++++ EXTRACTED DATA ++++

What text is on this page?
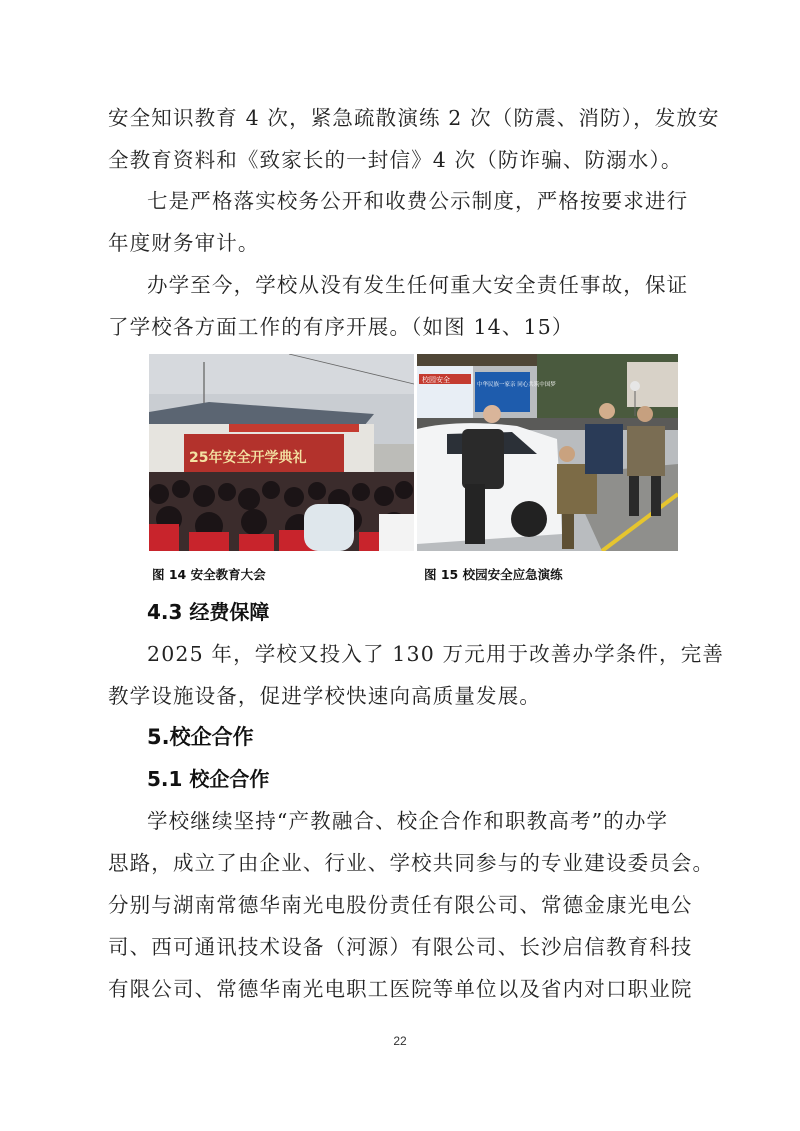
安全知识教育 4 次，紧急疏散演练 2 次（防震、消防），发放安
全教育资料和《致家长的一封信》4 次（防诈骗、防溺水）。
七是严格落实校务公开和收费公示制度，严格按要求进行
年度财务审计。
办学至今，学校从没有发生任何重大安全责任事故，保证
了学校各方面工作的有序开展。（如图 14、15）
25年安全开学典礼
校园安全
中华民族一家亲 同心共筑中国梦
图 14 安全教育大会	图 15 校园安全应急演练
4.3 经费保障
2025 年，学校又投入了 130 万元用于改善办学条件，完善
教学设施设备，促进学校快速向高质量发展。
5.校企合作
5.1 校企合作
学校继续坚持“产教融合、校企合作和职教高考”的办学
思路，成立了由企业、行业、学校共同参与的专业建设委员会。
分别与湖南常德华南光电股份责任有限公司、常德金康光电公
司、西可通讯技术设备（河源）有限公司、长沙启信教育科技
有限公司、常德华南光电职工医院等单位以及省内对口职业院
22
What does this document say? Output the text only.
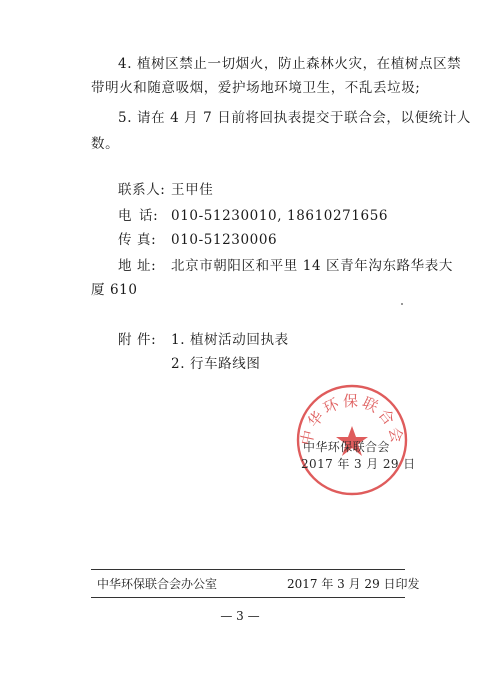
4. 植树区禁止一切烟火，防止森林火灾，在植树点区禁
带明火和随意吸烟，爱护场地环境卫生，不乱丢垃圾;
5. 请在 4 月 7 日前将回执表提交于联合会，以便统计人
数。
联系人: 王甲佳
电 话: 010-51230010, 18610271656
传 真: 010-51230006
地 址: 北京市朝阳区和平里 14 区青年沟东路华表大
厦 610
附 件: 1. 植树活动回执表
2. 行车路线图
中华环保联合会
中华环保联合会
2017 年 3 月 29 日
中华环保联合会办公室	2017 年 3 月 29 日印发
— 3 —
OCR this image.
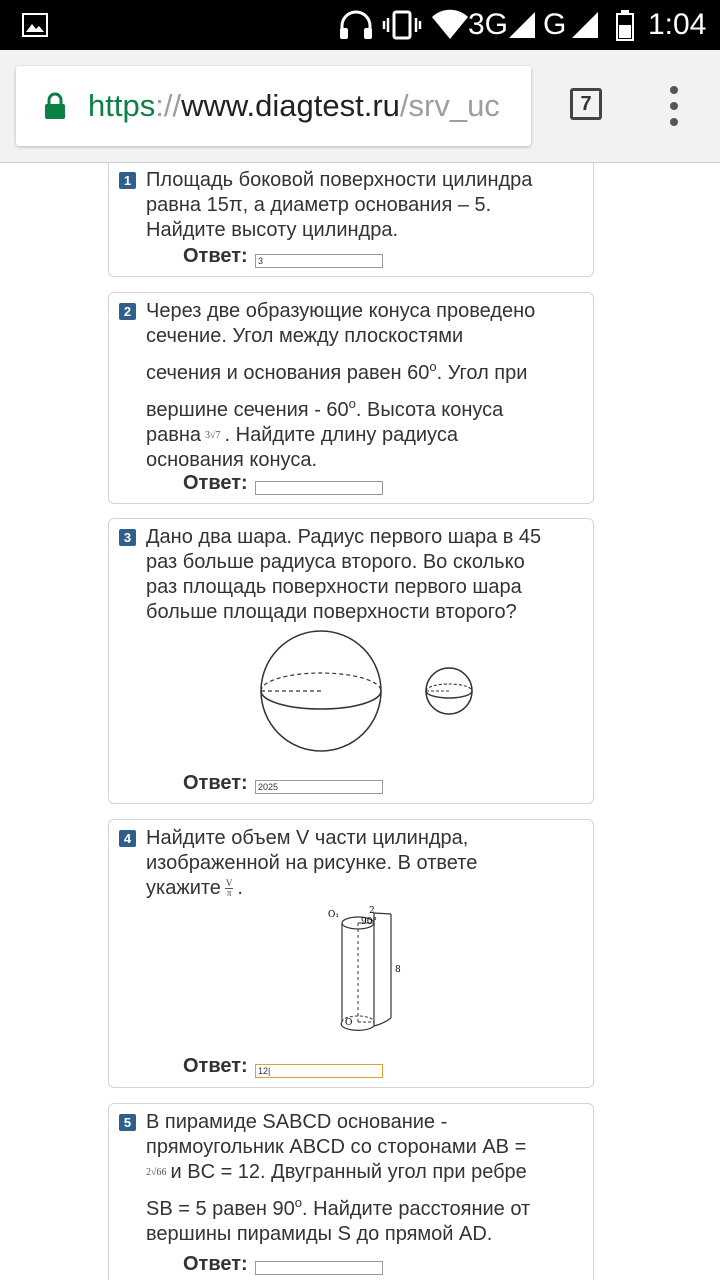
3G G	1:04
https://www.diagtest.ru/srv_uc	7
1 Площадь боковой поверхности цилиндра
равна 15π, а диаметр основания – 5.
Найдите высоту цилиндра.
Ответ:	3
2 Через две образующие конуса проведено
сечение. Угол между плоскостями
сечения и основания равен 60$^o$. Угол при
вершине сечения - 60$^o$. Высота конуса
равна 3√7 . Найдите длину радиуса
основания конуса.
Ответ:
3 Дано два шара. Радиус первого шара в 45
раз больше радиуса второго. Во сколько
раз площадь поверхности первого шара
больше площади поверхности второго?
Ответ:	2025
4 Найдите объем V части цилиндра,
изображенной на рисунке. В ответе
укажите $\frac{V}{\pi}$ .
O₁	2
90°
8
O
Ответ:	12|
5 В пирамиде SABCD основание -
прямоугольник ABCD со сторонами AB =
2√66 и BC = 12. Двугранный угол при ребре
SB = 5 равен 90$^o$. Найдите расстояние от
вершины пирамиды S до прямой AD.
Ответ:
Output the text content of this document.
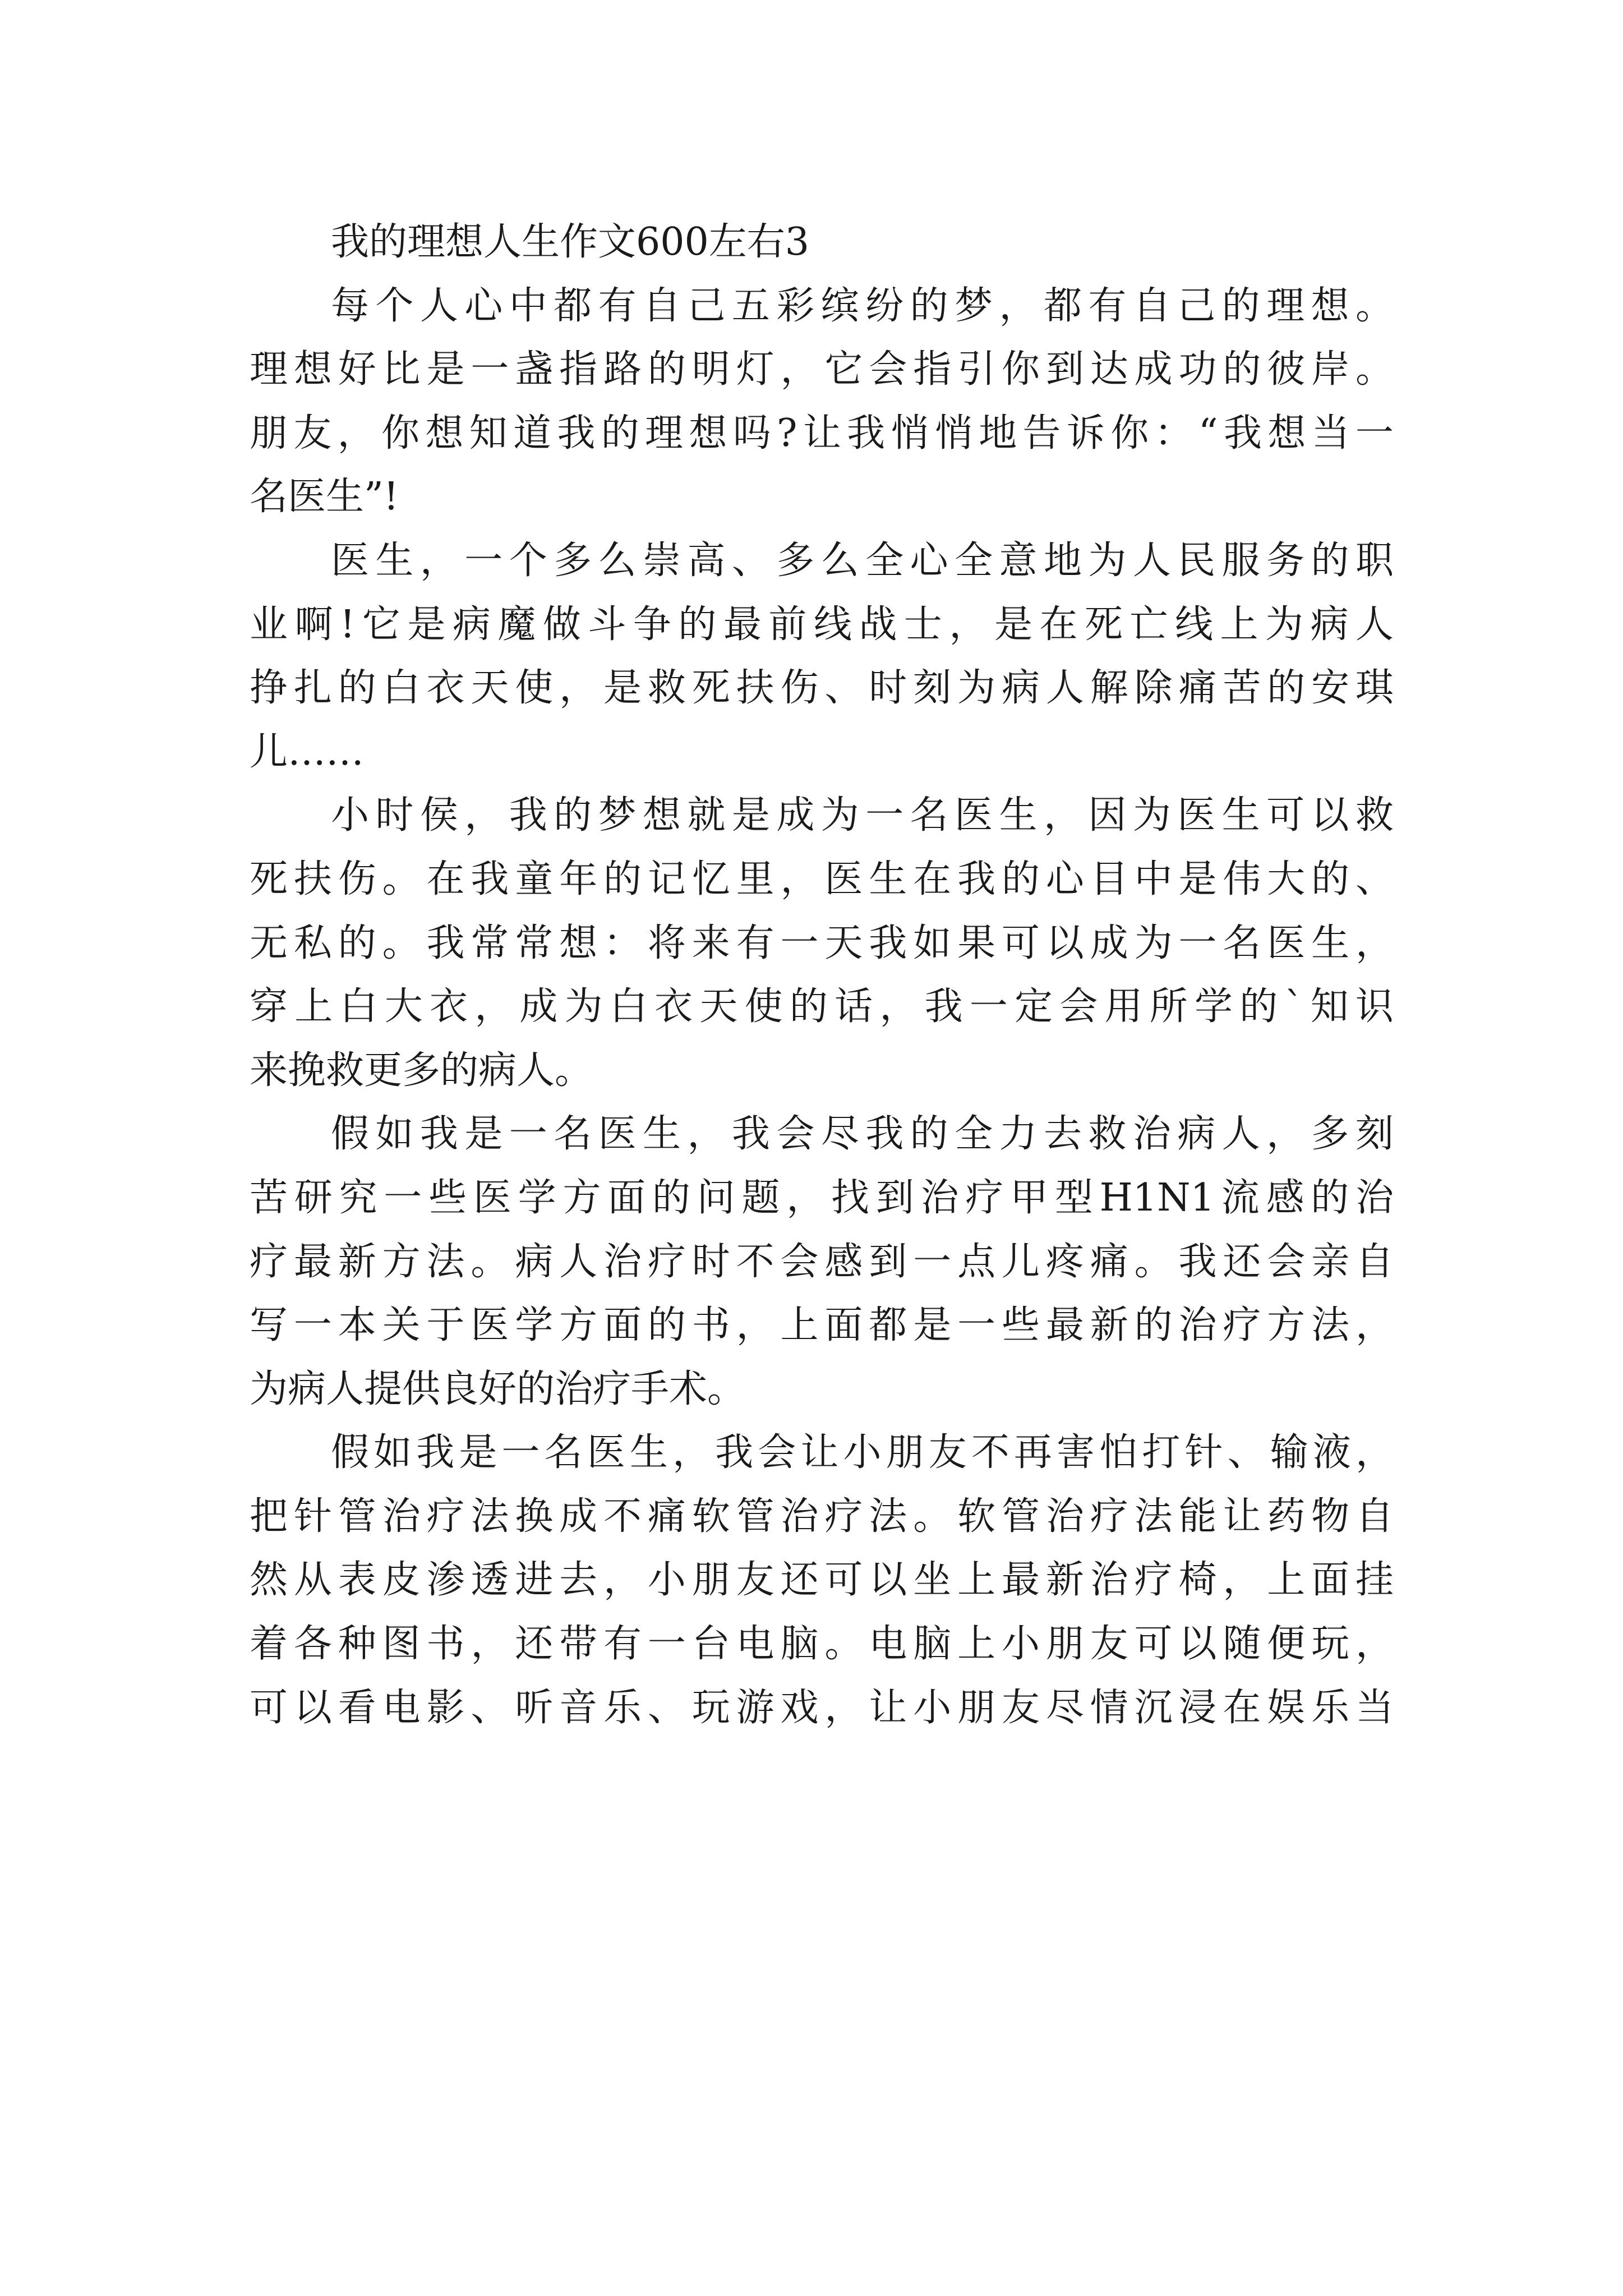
我的理想人生作文600左右3
每个人心中都有自己五彩缤纷的梦，都有自己的理想。
理想好比是一盏指路的明灯，它会指引你到达成功的彼岸。
朋友，你想知道我的理想吗?让我悄悄地告诉你：“我想当一
名医生”!
医生，一个多么崇高、多么全心全意地为人民服务的职
业啊!它是病魔做斗争的最前线战士，是在死亡线上为病人
挣扎的白衣天使，是救死扶伤、时刻为病人解除痛苦的安琪
儿……
小时侯，我的梦想就是成为一名医生，因为医生可以救
死扶伤。在我童年的记忆里，医生在我的心目中是伟大的、
无私的。我常常想：将来有一天我如果可以成为一名医生，
穿上白大衣，成为白衣天使的话，我一定会用所学的`知识
来挽救更多的病人。
假如我是一名医生，我会尽我的全力去救治病人，多刻
苦研究一些医学方面的问题，找到治疗甲型H1N1流感的治
疗最新方法。病人治疗时不会感到一点儿疼痛。我还会亲自
写一本关于医学方面的书，上面都是一些最新的治疗方法，
为病人提供良好的治疗手术。
假如我是一名医生，我会让小朋友不再害怕打针、输液，
把针管治疗法换成不痛软管治疗法。软管治疗法能让药物自
然从表皮渗透进去，小朋友还可以坐上最新治疗椅，上面挂
着各种图书，还带有一台电脑。电脑上小朋友可以随便玩，
可以看电影、听音乐、玩游戏，让小朋友尽情沉浸在娱乐当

++++

# AIM OF THE TASK:
Leave out all pictures, then copy the remaining material exactly.

# TASK RESULT:
What text is on this page?
安全知识教育 4 次，紧急疏散演练 2 次（防震、消防），发放安
全教育资料和《致家长的一封信》4 次（防诈骗、防溺水）。
七是严格落实校务公开和收费公示制度，严格按要求进行
年度财务审计。
办学至今，学校从没有发生任何重大安全责任事故，保证
了学校各方面工作的有序开展。（如图 14、15）
25年安全开学典礼
校园安全
中华民族一家亲 同心共筑中国梦
图 14 安全教育大会	图 15 校园安全应急演练
4.3 经费保障
2025 年，学校又投入了 130 万元用于改善办学条件，完善
教学设施设备，促进学校快速向高质量发展。
5.校企合作
5.1 校企合作
学校继续坚持“产教融合、校企合作和职教高考”的办学
思路，成立了由企业、行业、学校共同参与的专业建设委员会。
分别与湖南常德华南光电股份责任有限公司、常德金康光电公
司、西可通讯技术设备（河源）有限公司、长沙启信教育科技
有限公司、常德华南光电职工医院等单位以及省内对口职业院
22
What does this document say? Output the text only.
4. 植树区禁止一切烟火，防止森林火灾，在植树点区禁
带明火和随意吸烟，爱护场地环境卫生，不乱丢垃圾;
5. 请在 4 月 7 日前将回执表提交于联合会，以便统计人
数。
联系人: 王甲佳
电 话: 010-51230010, 18610271656
传 真: 010-51230006
地 址: 北京市朝阳区和平里 14 区青年沟东路华表大
厦 610
附 件: 1. 植树活动回执表
2. 行车路线图
中华环保联合会
中华环保联合会
2017 年 3 月 29 日
中华环保联合会办公室	2017 年 3 月 29 日印发
— 3 —
OCR this image.
3G G	1:04
https://www.diagtest.ru/srv_uc	7
1 Площадь боковой поверхности цилиндра
равна 15π, а диаметр основания – 5.
Найдите высоту цилиндра.
Ответ:	3
2 Через две образующие конуса проведено
сечение. Угол между плоскостями
сечения и основания равен 60$^o$. Угол при
вершине сечения - 60$^o$. Высота конуса
равна 3√7 . Найдите длину радиуса
основания конуса.
Ответ:
3 Дано два шара. Радиус первого шара в 45
раз больше радиуса второго. Во сколько
раз площадь поверхности первого шара
больше площади поверхности второго?
Ответ:	2025
4 Найдите объем V части цилиндра,
изображенной на рисунке. В ответе
укажите $\frac{V}{\pi}$ .
O₁	2
90°
8
O
Ответ:	12|
5 В пирамиде SABCD основание -
прямоугольник ABCD со сторонами AB =
2√66 и BC = 12. Двугранный угол при ребре
SB = 5 равен 90$^o$. Найдите расстояние от
вершины пирамиды S до прямой AD.
Ответ:
Output the text content of this document.
我的理想人生作文600左右3
每个人心中都有自己五彩缤纷的梦，都有自己的理想。
理想好比是一盏指路的明灯，它会指引你到达成功的彼岸。
朋友，你想知道我的理想吗?让我悄悄地告诉你：“我想当一
名医生”!
医生，一个多么崇高、多么全心全意地为人民服务的职
业啊!它是病魔做斗争的最前线战士，是在死亡线上为病人
挣扎的白衣天使，是救死扶伤、时刻为病人解除痛苦的安琪
儿……
小时侯，我的梦想就是成为一名医生，因为医生可以救
死扶伤。在我童年的记忆里，医生在我的心目中是伟大的、
无私的。我常常想：将来有一天我如果可以成为一名医生，
穿上白大衣，成为白衣天使的话，我一定会用所学的`知识
来挽救更多的病人。
假如我是一名医生，我会尽我的全力去救治病人，多刻
苦研究一些医学方面的问题，找到治疗甲型H1N1流感的治
疗最新方法。病人治疗时不会感到一点儿疼痛。我还会亲自
写一本关于医学方面的书，上面都是一些最新的治疗方法，
为病人提供良好的治疗手术。
假如我是一名医生，我会让小朋友不再害怕打针、输液，
把针管治疗法换成不痛软管治疗法。软管治疗法能让药物自
然从表皮渗透进去，小朋友还可以坐上最新治疗椅，上面挂
着各种图书，还带有一台电脑。电脑上小朋友可以随便玩，
可以看电影、听音乐、玩游戏，让小朋友尽情沉浸在娱乐当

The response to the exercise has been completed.